En 2006, il y a eu 354 000 phoques tués, selon les chiffres officiels. On peut parler de surpêche, le taux autorisé était de 335 000 bêtes. Cela prouve que les chasseurs de phoques ne peuvent pas être contrôlés, à cause de leur nombre, à cause de l'étendue du site concerné.

Les responsables sont conscients d'avoir fait tuer un nombre de phoques supérieur à un niveau qui assure la pérennité de la population, (environ 200 000 à 250 000 phoques). Ils savent qu'ils laissent tuer un trop grand nombre de phoques et qu'ils réduisent la population. 

Le nombre de blanchons, auquel on enlève la mortalité naturelle, indique le nombre de phoques qui peuvent être tués au cours d'une chasse sans que cela mette en danger l'espèce.

Or, ils ont dépassé ce nombre, ils le reconnaissent, ce nombre est tel qu'il devrait empêcher l'accroissement de la population à venir et qu'il pourrait avoir une petite incidence sur le " stock global " au cours des prochaines années.

Enregistrements issus d'une source de données
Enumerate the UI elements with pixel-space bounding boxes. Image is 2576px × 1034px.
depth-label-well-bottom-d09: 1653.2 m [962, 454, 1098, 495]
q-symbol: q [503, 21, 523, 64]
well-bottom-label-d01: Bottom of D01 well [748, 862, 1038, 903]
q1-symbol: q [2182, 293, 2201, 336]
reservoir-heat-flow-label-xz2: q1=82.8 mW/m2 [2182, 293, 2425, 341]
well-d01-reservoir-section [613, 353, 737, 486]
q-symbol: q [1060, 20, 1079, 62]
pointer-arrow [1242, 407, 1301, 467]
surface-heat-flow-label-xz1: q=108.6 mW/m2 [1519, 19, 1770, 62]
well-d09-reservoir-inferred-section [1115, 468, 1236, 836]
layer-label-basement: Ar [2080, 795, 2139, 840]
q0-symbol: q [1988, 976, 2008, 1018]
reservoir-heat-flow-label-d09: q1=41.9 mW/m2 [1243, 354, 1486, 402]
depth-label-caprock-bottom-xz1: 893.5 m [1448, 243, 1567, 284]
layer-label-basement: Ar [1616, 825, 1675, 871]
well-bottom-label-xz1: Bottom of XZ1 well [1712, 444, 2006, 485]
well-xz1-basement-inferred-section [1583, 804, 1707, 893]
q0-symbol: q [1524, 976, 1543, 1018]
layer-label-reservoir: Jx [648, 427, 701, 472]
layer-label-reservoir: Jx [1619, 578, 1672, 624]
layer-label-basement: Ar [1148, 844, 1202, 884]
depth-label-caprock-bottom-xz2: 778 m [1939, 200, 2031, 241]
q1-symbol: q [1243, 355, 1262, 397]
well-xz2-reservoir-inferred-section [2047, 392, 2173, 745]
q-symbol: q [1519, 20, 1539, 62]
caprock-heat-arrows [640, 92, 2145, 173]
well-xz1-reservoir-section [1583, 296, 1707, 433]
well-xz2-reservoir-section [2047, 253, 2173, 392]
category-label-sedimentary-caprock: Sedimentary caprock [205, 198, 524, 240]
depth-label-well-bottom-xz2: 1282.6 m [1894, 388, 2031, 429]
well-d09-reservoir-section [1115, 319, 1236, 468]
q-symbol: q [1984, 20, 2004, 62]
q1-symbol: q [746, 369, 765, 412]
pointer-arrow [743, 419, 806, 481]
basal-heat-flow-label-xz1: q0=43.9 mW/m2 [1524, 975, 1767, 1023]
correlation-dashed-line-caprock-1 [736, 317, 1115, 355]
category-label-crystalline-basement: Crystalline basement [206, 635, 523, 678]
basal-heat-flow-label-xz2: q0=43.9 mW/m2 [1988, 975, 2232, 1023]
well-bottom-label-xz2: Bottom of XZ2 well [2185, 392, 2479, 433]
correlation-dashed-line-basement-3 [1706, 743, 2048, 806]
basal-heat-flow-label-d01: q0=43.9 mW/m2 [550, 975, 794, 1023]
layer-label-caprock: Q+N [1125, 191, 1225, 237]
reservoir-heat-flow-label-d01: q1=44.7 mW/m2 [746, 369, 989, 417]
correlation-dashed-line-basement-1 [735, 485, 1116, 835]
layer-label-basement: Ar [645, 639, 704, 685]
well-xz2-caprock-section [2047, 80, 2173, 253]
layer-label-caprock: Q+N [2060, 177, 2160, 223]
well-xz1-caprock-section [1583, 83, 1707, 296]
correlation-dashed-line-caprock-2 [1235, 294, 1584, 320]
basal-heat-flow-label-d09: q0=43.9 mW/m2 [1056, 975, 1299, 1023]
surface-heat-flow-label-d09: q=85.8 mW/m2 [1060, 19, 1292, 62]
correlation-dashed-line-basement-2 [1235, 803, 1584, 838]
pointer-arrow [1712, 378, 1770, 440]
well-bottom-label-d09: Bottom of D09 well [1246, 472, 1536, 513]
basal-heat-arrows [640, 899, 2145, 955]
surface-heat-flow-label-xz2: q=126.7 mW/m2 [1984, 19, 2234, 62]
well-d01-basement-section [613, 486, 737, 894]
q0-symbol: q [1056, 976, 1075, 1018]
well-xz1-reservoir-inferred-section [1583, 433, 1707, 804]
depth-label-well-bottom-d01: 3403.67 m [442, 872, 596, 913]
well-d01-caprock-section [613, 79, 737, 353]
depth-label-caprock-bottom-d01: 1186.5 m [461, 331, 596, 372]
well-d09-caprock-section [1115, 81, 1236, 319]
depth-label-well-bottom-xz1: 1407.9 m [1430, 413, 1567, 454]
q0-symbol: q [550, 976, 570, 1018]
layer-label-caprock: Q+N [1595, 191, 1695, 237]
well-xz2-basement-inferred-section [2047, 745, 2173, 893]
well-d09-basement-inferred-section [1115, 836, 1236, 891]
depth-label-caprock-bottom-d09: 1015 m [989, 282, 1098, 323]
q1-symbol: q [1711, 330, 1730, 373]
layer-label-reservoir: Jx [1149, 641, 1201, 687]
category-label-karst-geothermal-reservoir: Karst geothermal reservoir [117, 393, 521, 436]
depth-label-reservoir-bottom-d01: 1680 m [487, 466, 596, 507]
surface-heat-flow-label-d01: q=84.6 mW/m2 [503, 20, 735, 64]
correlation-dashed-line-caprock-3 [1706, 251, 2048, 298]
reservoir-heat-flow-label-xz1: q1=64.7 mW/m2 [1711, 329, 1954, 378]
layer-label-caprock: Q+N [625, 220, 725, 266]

▸ **Travail demandé**
**1)** Selon le texte sur la chasse aux phoques, quel était le taux autorisé ?
**2)** Recopiez le passage du texte sur la chasse aux phoques qui commence aux mots « En 2006, il » et s'arrête après les mots « en danger l'espèce. ».
**3)** Rédigez la suite du texte sur la chasse aux phoques, à partir de sa dernière phrase.

▸ **Réponses**
**1)** 335 000 bêtes.

**2)**
En 2006, il y a eu 354 000 phoques tués, selon les chiffres officiels. On peut parler de surpêche, le taux autorisé était de 335 000 bêtes. Cela prouve que les chasseurs de phoques ne peuvent pas être contrôlés, à cause de leur nombre, à cause de l'étendue du site concerné.

Les responsables sont conscients d'avoir fait tuer un nombre de phoques supérieur à un niveau qui assure la pérennité de la population, (environ 200 000 à 250 000 phoques). Ils savent qu'ils laissent tuer un trop grand nombre de phoques et qu'ils réduisent la population. 

Le nombre de blanchons, auquel on enlève la mortalité naturelle, indique le nombre de phoques qui peuvent être tués au cours d'une chasse sans que cela mette en danger l'espèce.

**3)**
Les chasseurs de la Basse-Côte-Nord on tué des phoques trois jours durant. Il est désormais acquis que les autorités compétentes avaient sous-estimé le nombre de bêtes qu'ils décimeraient. Certains gros bateaux avaient à leur bord des observateurs, mais pas tous, car leur nombre est inférieur à 10 pour couvrir toute la période de chasse. Une grande majorité des bateaux étaient donc incontrôlés, rien n'obligeait les patrons de petits bateaux à déclarer quotidiennement leurs prises. Ces petites embarcations n'étant pas enregistrées, pour la plupart, elles échappaient au comptage des phoques morts, et par là même à la vérification du respect de la règle interdisant de tuer les blanchons.


La plupart des phoques ont été tués, cette année-là, au fusil.

Il existe un règlement qui précise le type d'armes à feu qui doit être utilisé. Beaucoup de chasseurs ne se conforment pas à cette règle et utilisent, par exemple, du plomb pour la sauvagine à la place de balles. Les phoques mettent plus de temps à mourir, ils agonisent dans la souffrance. Des mises en accusation sont établies à leur encontre. Rien ne dit s'ils ont été sanctionnés.


Cette année-là, comme les années précédentes, sans doute, il y a eu une course aux phoques motivée par l'augmentation du cours de la fourrure. L'appât du gain a entraîné une frénésie prédatrice chez les chasseurs.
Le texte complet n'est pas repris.